━━━ Task material
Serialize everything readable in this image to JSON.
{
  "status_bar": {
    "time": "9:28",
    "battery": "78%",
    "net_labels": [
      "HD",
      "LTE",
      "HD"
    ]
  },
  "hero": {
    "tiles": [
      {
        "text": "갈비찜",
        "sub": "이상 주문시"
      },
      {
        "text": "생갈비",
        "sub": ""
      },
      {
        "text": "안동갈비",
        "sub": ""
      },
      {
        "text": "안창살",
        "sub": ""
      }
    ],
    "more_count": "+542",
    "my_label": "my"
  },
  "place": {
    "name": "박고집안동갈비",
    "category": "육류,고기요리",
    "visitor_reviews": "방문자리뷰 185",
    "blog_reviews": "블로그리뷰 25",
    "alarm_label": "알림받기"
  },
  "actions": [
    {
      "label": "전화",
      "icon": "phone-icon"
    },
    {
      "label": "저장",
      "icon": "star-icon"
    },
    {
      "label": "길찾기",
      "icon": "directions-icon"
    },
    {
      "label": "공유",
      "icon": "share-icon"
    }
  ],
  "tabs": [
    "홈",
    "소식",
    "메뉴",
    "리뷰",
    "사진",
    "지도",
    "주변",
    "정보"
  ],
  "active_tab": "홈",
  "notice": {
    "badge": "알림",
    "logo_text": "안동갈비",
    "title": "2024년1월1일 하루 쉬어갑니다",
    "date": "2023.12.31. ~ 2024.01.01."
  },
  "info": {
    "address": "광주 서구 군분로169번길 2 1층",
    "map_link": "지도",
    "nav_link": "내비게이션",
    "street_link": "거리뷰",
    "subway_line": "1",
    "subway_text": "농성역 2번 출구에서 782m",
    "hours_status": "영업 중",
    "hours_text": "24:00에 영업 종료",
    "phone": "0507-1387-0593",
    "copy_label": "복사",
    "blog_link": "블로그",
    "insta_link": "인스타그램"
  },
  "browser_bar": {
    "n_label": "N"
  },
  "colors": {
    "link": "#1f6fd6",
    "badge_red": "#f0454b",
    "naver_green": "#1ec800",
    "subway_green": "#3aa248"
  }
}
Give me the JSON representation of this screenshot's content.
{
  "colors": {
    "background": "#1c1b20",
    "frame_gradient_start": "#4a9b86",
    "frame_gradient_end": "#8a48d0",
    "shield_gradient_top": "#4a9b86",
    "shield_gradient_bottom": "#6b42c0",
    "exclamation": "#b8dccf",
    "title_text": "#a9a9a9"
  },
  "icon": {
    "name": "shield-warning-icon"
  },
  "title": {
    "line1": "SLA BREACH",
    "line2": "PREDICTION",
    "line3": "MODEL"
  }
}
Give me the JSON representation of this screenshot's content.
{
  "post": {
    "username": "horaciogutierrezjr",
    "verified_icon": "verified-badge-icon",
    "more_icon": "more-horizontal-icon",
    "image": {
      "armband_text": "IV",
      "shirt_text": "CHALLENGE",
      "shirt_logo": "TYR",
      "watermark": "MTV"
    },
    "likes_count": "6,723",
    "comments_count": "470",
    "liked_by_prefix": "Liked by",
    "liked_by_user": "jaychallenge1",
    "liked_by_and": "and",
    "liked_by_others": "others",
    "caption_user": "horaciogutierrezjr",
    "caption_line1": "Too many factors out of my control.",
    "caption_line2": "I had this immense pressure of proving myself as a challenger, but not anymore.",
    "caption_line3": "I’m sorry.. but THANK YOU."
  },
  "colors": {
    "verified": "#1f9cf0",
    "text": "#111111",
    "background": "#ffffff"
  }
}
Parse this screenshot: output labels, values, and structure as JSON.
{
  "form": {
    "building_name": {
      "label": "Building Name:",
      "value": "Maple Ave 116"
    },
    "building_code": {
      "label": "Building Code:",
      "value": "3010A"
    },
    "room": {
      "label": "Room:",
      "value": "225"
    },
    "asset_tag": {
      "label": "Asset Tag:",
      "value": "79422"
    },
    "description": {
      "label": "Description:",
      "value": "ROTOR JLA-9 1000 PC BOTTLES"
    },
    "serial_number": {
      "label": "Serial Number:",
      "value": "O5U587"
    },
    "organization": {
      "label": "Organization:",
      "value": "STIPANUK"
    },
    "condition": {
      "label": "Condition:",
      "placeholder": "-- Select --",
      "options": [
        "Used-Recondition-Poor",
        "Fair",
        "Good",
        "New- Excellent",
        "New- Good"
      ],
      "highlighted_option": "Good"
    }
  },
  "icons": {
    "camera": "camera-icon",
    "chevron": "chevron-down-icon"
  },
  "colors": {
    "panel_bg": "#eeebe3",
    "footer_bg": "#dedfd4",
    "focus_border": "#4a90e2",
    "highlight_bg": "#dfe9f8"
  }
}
━━━━━━
- _Aim of the exercise_
Write out every record shown above, word for word.

- _Result of this task_
Serialize everything readable in this image to JSON.
{
  "status_bar": {
    "time": "9:28",
    "battery": "78%",
    "net_labels": [
      "HD",
      "LTE",
      "HD"
    ]
  },
  "hero": {
    "tiles": [
      {
        "text": "갈비찜",
        "sub": "이상 주문시"
      },
      {
        "text": "생갈비",
        "sub": ""
      },
      {
        "text": "안동갈비",
        "sub": ""
      },
      {
        "text": "안창살",
        "sub": ""
      }
    ],
    "more_count": "+542",
    "my_label": "my"
  },
  "place": {
    "name": "박고집안동갈비",
    "category": "육류,고기요리",
    "visitor_reviews": "방문자리뷰 185",
    "blog_reviews": "블로그리뷰 25",
    "alarm_label": "알림받기"
  },
  "actions": [
    {
      "label": "전화",
      "icon": "phone-icon"
    },
    {
      "label": "저장",
      "icon": "star-icon"
    },
    {
      "label": "길찾기",
      "icon": "directions-icon"
    },
    {
      "label": "공유",
      "icon": "share-icon"
    }
  ],
  "tabs": [
    "홈",
    "소식",
    "메뉴",
    "리뷰",
    "사진",
    "지도",
    "주변",
    "정보"
  ],
  "active_tab": "홈",
  "notice": {
    "badge": "알림",
    "logo_text": "안동갈비",
    "title": "2024년1월1일 하루 쉬어갑니다",
    "date": "2023.12.31. ~ 2024.01.01."
  },
  "info": {
    "address": "광주 서구 군분로169번길 2 1층",
    "map_link": "지도",
    "nav_link": "내비게이션",
    "street_link": "거리뷰",
    "subway_line": "1",
    "subway_text": "농성역 2번 출구에서 782m",
    "hours_status": "영업 중",
    "hours_text": "24:00에 영업 종료",
    "phone": "0507-1387-0593",
    "copy_label": "복사",
    "blog_link": "블로그",
    "insta_link": "인스타그램"
  },
  "browser_bar": {
    "n_label": "N"
  },
  "colors": {
    "link": "#1f6fd6",
    "badge_red": "#f0454b",
    "naver_green": "#1ec800",
    "subway_green": "#3aa248"
  }
}
Give me the JSON representation of this screenshot's content.
{
  "colors": {
    "background": "#1c1b20",
    "frame_gradient_start": "#4a9b86",
    "frame_gradient_end": "#8a48d0",
    "shield_gradient_top": "#4a9b86",
    "shield_gradient_bottom": "#6b42c0",
    "exclamation": "#b8dccf",
    "title_text": "#a9a9a9"
  },
  "icon": {
    "name": "shield-warning-icon"
  },
  "title": {
    "line1": "SLA BREACH",
    "line2": "PREDICTION",
    "line3": "MODEL"
  }
}
Give me the JSON representation of this screenshot's content.
{
  "post": {
    "username": "horaciogutierrezjr",
    "verified_icon": "verified-badge-icon",
    "more_icon": "more-horizontal-icon",
    "image": {
      "armband_text": "IV",
      "shirt_text": "CHALLENGE",
      "shirt_logo": "TYR",
      "watermark": "MTV"
    },
    "likes_count": "6,723",
    "comments_count": "470",
    "liked_by_prefix": "Liked by",
    "liked_by_user": "jaychallenge1",
    "liked_by_and": "and",
    "liked_by_others": "others",
    "caption_user": "horaciogutierrezjr",
    "caption_line1": "Too many factors out of my control.",
    "caption_line2": "I had this immense pressure of proving myself as a challenger, but not anymore.",
    "caption_line3": "I’m sorry.. but THANK YOU."
  },
  "colors": {
    "verified": "#1f9cf0",
    "text": "#111111",
    "background": "#ffffff"
  }
}
Parse this screenshot: output labels, values, and structure as JSON.
{
  "form": {
    "building_name": {
      "label": "Building Name:",
      "value": "Maple Ave 116"
    },
    "building_code": {
      "label": "Building Code:",
      "value": "3010A"
    },
    "room": {
      "label": "Room:",
      "value": "225"
    },
    "asset_tag": {
      "label": "Asset Tag:",
      "value": "79422"
    },
    "description": {
      "label": "Description:",
      "value": "ROTOR JLA-9 1000 PC BOTTLES"
    },
    "serial_number": {
      "label": "Serial Number:",
      "value": "O5U587"
    },
    "organization": {
      "label": "Organization:",
      "value": "STIPANUK"
    },
    "condition": {
      "label": "Condition:",
      "placeholder": "-- Select --",
      "options": [
        "Used-Recondition-Poor",
        "Fair",
        "Good",
        "New- Excellent",
        "New- Good"
      ],
      "highlighted_option": "Good"
    }
  },
  "icons": {
    "camera": "camera-icon",
    "chevron": "chevron-down-icon"
  },
  "colors": {
    "panel_bg": "#eeebe3",
    "footer_bg": "#dedfd4",
    "focus_border": "#4a90e2",
    "highlight_bg": "#dfe9f8"
  }
}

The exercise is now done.